WORK TO DO.
Count every line that has the word "title" in it; give no more than the number.

RECORDS SUPPLIED.
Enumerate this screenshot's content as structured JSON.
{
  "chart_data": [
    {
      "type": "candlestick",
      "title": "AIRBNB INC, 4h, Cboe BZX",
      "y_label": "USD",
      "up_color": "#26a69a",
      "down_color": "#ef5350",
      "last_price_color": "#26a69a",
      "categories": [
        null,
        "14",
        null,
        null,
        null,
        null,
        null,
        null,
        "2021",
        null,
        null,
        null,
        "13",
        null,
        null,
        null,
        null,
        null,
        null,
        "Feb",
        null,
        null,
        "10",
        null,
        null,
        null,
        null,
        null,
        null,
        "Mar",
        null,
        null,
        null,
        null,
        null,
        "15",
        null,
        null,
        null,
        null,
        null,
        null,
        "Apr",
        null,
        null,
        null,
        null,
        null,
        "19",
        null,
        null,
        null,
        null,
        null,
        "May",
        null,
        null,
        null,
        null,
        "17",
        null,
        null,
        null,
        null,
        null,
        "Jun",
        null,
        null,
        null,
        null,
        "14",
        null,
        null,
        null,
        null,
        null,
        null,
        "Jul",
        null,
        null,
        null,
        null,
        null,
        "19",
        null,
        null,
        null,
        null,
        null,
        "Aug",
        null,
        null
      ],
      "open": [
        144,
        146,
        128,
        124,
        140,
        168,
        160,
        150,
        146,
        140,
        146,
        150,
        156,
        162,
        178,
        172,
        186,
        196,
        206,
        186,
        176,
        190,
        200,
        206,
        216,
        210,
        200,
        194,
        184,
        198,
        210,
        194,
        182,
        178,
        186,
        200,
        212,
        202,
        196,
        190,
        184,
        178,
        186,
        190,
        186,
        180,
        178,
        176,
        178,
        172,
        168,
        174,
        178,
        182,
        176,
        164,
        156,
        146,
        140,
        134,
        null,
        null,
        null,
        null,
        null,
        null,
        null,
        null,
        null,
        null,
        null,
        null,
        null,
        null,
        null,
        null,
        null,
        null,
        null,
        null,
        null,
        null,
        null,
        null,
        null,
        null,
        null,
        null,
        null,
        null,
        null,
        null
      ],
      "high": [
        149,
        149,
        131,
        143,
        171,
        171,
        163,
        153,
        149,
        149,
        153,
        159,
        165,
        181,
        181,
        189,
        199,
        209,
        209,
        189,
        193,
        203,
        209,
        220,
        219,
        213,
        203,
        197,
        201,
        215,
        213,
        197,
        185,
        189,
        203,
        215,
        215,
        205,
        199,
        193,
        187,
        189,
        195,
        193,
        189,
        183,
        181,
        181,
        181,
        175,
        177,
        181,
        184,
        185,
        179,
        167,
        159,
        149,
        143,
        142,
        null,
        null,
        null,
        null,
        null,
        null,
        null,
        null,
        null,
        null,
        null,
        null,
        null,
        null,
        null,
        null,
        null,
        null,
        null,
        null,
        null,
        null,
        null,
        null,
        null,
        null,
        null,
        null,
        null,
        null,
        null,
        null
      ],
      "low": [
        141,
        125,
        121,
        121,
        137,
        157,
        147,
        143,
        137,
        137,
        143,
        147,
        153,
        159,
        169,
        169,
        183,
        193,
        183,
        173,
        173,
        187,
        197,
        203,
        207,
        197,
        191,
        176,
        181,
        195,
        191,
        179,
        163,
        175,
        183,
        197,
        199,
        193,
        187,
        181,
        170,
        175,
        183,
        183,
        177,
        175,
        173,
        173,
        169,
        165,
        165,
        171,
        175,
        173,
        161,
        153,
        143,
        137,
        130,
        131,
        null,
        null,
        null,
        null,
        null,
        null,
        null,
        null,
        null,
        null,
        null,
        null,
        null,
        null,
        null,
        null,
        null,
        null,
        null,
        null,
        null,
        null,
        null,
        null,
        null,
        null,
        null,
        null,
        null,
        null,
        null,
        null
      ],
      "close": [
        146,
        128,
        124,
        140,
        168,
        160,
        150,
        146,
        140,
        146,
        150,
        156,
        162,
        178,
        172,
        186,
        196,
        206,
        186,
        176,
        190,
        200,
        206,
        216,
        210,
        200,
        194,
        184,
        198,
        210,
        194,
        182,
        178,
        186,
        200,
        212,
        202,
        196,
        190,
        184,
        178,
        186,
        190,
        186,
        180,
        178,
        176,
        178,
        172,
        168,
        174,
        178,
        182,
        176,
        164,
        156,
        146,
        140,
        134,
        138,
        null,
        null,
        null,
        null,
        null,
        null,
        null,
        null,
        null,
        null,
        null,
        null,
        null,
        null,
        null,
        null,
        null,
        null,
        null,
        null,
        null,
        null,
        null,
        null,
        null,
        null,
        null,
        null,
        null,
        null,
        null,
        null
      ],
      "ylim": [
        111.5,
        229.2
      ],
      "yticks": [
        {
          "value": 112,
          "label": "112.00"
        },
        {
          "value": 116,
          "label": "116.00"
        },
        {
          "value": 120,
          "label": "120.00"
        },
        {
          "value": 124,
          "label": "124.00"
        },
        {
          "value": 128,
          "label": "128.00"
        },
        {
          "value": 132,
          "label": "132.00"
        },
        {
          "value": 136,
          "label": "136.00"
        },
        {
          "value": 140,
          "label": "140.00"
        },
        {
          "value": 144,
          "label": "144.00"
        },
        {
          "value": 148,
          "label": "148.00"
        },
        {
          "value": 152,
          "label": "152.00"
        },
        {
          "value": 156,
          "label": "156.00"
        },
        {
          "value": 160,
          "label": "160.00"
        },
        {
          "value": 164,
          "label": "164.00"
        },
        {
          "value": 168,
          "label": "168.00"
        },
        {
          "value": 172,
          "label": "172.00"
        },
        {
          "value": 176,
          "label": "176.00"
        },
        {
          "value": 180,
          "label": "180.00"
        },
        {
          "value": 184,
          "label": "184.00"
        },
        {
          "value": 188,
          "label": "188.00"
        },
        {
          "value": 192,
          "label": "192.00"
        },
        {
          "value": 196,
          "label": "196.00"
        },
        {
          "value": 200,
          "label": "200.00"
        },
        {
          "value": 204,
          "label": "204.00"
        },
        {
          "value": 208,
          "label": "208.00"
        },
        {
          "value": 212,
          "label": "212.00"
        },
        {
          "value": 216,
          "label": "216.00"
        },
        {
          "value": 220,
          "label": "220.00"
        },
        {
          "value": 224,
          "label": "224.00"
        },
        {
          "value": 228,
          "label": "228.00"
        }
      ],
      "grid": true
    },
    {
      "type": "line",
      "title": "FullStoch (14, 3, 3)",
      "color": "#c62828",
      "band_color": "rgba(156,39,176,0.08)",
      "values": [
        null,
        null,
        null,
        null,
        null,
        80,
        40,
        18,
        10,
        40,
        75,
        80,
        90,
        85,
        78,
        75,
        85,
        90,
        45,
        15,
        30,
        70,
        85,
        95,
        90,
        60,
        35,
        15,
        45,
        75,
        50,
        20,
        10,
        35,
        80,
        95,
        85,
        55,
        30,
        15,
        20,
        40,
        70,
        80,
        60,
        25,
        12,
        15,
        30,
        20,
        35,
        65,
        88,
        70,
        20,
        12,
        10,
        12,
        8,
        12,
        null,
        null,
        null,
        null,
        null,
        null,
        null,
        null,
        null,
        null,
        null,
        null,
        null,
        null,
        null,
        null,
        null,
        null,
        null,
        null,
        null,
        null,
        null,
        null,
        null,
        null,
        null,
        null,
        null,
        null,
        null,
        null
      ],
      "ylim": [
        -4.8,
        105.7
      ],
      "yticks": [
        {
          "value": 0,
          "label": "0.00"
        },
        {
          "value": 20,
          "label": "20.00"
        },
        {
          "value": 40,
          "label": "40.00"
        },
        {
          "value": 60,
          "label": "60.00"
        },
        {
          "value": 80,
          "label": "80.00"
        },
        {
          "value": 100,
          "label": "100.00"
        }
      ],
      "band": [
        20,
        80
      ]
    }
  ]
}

RESPONSE TO THIS EXERCISE.
2